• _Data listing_
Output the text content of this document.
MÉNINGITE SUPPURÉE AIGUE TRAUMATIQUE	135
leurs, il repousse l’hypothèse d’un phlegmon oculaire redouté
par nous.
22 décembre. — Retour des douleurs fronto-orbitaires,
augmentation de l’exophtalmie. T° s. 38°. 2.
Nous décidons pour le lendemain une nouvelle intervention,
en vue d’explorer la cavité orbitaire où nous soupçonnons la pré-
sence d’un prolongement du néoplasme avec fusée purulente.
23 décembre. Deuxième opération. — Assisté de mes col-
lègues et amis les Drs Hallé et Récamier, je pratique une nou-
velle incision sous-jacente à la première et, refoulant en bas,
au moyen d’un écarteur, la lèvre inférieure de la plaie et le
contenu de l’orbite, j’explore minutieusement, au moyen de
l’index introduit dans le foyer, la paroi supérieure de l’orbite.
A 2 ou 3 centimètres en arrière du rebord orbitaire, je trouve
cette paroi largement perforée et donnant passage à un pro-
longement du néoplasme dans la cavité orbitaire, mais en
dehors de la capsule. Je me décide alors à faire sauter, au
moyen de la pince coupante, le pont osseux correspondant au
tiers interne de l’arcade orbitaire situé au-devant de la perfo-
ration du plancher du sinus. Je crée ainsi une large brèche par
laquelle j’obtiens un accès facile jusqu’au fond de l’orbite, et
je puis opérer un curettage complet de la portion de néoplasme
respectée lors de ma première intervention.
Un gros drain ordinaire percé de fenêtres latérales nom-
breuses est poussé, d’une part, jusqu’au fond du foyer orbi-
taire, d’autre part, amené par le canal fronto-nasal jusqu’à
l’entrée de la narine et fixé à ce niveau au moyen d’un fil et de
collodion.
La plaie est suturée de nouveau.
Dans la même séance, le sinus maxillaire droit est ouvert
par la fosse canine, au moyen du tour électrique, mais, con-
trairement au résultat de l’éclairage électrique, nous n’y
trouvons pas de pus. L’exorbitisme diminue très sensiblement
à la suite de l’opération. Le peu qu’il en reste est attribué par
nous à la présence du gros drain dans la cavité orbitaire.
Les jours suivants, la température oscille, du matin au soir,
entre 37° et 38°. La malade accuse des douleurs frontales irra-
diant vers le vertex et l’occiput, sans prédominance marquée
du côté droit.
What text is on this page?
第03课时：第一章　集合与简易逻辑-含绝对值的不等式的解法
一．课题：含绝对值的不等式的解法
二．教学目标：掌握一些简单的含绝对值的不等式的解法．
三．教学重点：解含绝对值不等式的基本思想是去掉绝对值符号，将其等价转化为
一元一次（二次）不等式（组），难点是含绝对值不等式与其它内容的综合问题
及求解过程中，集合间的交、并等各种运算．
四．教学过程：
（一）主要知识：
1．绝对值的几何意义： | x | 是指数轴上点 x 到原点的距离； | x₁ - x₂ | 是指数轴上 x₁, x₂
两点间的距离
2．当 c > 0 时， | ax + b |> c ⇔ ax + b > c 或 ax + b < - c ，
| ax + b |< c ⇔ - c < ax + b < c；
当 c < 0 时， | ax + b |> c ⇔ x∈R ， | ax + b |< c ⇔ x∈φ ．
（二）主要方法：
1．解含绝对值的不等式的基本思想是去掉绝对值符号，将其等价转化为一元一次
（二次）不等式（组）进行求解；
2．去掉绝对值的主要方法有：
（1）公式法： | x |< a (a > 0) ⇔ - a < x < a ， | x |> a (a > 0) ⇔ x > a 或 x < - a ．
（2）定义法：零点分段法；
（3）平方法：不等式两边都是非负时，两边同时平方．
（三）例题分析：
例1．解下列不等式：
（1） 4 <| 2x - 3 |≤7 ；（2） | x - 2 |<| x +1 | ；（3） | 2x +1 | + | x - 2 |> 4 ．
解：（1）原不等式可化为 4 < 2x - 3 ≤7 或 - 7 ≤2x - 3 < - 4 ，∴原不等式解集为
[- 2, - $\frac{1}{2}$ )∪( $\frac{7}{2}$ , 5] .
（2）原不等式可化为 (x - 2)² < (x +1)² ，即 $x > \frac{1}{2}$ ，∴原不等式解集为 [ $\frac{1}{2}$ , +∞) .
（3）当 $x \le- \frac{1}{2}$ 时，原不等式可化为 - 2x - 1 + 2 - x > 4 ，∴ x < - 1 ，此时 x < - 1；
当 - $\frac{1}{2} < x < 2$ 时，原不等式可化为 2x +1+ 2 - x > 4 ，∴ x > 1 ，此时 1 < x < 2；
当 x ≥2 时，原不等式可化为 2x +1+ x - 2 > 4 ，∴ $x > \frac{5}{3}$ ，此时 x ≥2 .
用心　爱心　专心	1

• _Problem details_
Repeat, exactly and only, the lines above from the one containing "What text is on this page?" through the end of the material.

• _Output of the task_
What text is on this page?
第03课时：第一章　集合与简易逻辑-含绝对值的不等式的解法
一．课题：含绝对值的不等式的解法
二．教学目标：掌握一些简单的含绝对值的不等式的解法．
三．教学重点：解含绝对值不等式的基本思想是去掉绝对值符号，将其等价转化为
一元一次（二次）不等式（组），难点是含绝对值不等式与其它内容的综合问题
及求解过程中，集合间的交、并等各种运算．
四．教学过程：
（一）主要知识：
1．绝对值的几何意义： | x | 是指数轴上点 x 到原点的距离； | x₁ - x₂ | 是指数轴上 x₁, x₂
两点间的距离
2．当 c > 0 时， | ax + b |> c ⇔ ax + b > c 或 ax + b < - c ，
| ax + b |< c ⇔ - c < ax + b < c；
当 c < 0 时， | ax + b |> c ⇔ x∈R ， | ax + b |< c ⇔ x∈φ ．
（二）主要方法：
1．解含绝对值的不等式的基本思想是去掉绝对值符号，将其等价转化为一元一次
（二次）不等式（组）进行求解；
2．去掉绝对值的主要方法有：
（1）公式法： | x |< a (a > 0) ⇔ - a < x < a ， | x |> a (a > 0) ⇔ x > a 或 x < - a ．
（2）定义法：零点分段法；
（3）平方法：不等式两边都是非负时，两边同时平方．
（三）例题分析：
例1．解下列不等式：
（1） 4 <| 2x - 3 |≤7 ；（2） | x - 2 |<| x +1 | ；（3） | 2x +1 | + | x - 2 |> 4 ．
解：（1）原不等式可化为 4 < 2x - 3 ≤7 或 - 7 ≤2x - 3 < - 4 ，∴原不等式解集为
[- 2, - $\frac{1}{2}$ )∪( $\frac{7}{2}$ , 5] .
（2）原不等式可化为 (x - 2)² < (x +1)² ，即 $x > \frac{1}{2}$ ，∴原不等式解集为 [ $\frac{1}{2}$ , +∞) .
（3）当 $x \le- \frac{1}{2}$ 时，原不等式可化为 - 2x - 1 + 2 - x > 4 ，∴ x < - 1 ，此时 x < - 1；
当 - $\frac{1}{2} < x < 2$ 时，原不等式可化为 2x +1+ 2 - x > 4 ，∴ x > 1 ，此时 1 < x < 2；
当 x ≥2 时，原不等式可化为 2x +1+ x - 2 > 4 ，∴ $x > \frac{5}{3}$ ，此时 x ≥2 .
用心　爱心　专心	1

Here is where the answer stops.